▶ [Exercise] Return every line below in which "Betty" appears.

[Recorded data]
____________________

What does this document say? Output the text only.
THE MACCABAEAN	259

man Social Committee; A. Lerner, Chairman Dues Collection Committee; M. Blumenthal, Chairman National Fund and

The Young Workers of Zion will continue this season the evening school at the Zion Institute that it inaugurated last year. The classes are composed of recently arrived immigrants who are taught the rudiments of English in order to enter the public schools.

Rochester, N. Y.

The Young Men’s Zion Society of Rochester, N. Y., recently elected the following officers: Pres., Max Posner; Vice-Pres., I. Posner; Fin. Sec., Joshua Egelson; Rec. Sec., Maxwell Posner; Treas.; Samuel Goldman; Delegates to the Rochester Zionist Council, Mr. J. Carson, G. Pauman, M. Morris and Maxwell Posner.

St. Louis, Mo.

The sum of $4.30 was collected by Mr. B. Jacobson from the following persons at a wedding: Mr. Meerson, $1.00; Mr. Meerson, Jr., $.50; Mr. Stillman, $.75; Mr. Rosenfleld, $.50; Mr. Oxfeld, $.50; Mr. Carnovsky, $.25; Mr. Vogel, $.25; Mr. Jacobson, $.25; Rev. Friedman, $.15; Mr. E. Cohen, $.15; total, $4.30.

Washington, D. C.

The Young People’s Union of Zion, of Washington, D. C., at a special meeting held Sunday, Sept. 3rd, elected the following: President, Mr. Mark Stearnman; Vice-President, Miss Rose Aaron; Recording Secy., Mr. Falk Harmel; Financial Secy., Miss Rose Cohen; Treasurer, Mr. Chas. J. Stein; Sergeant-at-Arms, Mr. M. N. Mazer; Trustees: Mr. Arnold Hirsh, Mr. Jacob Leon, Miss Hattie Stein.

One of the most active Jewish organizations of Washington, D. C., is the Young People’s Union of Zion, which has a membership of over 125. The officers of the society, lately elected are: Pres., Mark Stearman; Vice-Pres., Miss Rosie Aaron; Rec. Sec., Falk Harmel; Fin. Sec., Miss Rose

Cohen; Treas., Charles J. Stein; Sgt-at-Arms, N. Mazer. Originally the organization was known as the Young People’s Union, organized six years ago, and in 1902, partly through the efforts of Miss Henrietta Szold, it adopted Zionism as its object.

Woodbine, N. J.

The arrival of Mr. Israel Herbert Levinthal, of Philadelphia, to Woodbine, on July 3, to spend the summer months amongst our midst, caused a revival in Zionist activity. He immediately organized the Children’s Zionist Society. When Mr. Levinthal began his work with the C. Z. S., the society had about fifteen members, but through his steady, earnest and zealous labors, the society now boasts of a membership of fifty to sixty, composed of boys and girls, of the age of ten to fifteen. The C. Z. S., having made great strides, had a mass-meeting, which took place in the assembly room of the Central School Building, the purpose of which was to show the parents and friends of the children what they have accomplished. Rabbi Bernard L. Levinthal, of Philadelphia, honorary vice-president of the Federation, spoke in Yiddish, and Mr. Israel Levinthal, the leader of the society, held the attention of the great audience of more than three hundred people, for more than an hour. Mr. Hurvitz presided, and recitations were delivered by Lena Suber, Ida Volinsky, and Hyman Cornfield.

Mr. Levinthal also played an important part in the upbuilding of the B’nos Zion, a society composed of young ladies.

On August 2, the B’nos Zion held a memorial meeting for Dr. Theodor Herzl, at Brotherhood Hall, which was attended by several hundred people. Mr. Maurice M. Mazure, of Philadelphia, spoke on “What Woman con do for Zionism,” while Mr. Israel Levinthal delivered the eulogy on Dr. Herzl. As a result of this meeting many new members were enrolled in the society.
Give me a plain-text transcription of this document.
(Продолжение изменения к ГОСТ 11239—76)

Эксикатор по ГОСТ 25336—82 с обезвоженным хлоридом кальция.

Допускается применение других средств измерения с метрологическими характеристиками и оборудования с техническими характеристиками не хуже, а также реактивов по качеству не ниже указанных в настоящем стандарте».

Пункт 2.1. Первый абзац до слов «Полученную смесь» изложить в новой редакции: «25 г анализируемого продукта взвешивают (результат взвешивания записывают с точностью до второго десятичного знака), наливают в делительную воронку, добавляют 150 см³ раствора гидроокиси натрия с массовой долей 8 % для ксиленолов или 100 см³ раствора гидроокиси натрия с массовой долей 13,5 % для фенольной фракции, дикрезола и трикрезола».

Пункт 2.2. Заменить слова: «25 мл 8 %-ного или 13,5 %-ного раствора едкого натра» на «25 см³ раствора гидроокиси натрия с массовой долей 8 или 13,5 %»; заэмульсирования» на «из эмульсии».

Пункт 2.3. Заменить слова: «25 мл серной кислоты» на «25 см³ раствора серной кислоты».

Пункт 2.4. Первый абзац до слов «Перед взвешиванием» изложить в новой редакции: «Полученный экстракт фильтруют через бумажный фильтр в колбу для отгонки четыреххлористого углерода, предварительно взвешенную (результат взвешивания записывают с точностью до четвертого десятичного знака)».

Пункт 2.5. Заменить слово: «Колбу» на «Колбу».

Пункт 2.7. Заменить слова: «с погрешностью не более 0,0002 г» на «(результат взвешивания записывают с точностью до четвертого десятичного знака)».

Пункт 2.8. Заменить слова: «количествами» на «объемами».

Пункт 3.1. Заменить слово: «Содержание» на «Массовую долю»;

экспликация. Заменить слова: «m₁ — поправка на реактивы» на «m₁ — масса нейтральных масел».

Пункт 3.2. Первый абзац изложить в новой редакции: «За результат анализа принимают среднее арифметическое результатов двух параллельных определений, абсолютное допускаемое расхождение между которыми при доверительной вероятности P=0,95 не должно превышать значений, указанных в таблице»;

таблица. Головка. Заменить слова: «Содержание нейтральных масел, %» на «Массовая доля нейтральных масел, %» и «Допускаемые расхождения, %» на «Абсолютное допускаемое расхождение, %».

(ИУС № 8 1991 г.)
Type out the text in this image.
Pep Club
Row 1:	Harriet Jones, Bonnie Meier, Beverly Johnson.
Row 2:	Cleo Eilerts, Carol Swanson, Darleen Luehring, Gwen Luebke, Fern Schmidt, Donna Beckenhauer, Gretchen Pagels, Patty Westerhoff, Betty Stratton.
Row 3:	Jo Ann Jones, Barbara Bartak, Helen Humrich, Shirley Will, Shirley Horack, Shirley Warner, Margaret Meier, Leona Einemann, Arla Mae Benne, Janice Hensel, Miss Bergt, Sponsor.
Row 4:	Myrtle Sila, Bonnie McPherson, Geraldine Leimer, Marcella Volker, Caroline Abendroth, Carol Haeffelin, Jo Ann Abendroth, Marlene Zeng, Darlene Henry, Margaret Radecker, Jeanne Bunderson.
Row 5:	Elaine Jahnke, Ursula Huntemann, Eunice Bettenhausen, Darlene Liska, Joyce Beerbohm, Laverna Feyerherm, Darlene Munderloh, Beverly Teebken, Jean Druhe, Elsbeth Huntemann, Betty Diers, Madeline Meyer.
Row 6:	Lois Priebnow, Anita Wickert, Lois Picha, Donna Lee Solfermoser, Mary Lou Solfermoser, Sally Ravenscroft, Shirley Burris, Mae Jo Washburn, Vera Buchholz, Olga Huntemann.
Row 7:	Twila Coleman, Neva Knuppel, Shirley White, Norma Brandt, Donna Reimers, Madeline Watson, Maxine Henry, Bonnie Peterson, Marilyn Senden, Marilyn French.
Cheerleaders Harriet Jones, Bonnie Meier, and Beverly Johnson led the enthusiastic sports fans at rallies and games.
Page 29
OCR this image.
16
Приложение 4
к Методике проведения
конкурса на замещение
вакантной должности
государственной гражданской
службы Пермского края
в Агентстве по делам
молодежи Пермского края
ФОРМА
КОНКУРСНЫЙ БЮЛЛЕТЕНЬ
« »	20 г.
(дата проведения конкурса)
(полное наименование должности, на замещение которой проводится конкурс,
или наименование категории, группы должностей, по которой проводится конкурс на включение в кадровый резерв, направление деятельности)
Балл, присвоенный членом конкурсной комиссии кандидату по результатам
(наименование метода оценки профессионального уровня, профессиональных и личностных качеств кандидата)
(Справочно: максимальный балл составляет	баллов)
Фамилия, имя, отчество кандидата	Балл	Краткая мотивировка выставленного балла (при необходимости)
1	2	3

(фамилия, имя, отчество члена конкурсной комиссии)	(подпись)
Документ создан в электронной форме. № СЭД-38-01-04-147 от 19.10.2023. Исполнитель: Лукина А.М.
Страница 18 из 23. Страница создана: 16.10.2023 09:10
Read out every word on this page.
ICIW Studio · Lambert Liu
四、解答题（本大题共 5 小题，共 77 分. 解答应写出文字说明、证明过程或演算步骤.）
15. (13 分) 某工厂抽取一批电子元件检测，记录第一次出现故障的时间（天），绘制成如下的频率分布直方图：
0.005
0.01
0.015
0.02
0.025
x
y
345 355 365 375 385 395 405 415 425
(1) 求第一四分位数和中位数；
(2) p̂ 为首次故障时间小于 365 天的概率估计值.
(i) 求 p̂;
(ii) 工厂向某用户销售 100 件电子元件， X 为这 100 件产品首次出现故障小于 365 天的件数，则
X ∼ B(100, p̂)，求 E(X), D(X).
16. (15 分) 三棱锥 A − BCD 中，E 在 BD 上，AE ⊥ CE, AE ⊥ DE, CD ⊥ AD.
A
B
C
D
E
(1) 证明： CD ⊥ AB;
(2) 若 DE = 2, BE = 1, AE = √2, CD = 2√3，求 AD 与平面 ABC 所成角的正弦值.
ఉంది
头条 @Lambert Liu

____________________

▶ [Response below]
Row 2:	Cleo Eilerts, Carol Swanson, Darleen Luehring, Gwen Luebke, Fern Schmidt, Donna Beckenhauer, Gretchen Pagels, Patty Westerhoff, Betty Stratton.
Row 5:	Elaine Jahnke, Ursula Huntemann, Eunice Bettenhausen, Darlene Liska, Joyce Beerbohm, Laverna Feyerherm, Darlene Munderloh, Beverly Teebken, Jean Druhe, Elsbeth Huntemann, Betty Diers, Madeline Meyer.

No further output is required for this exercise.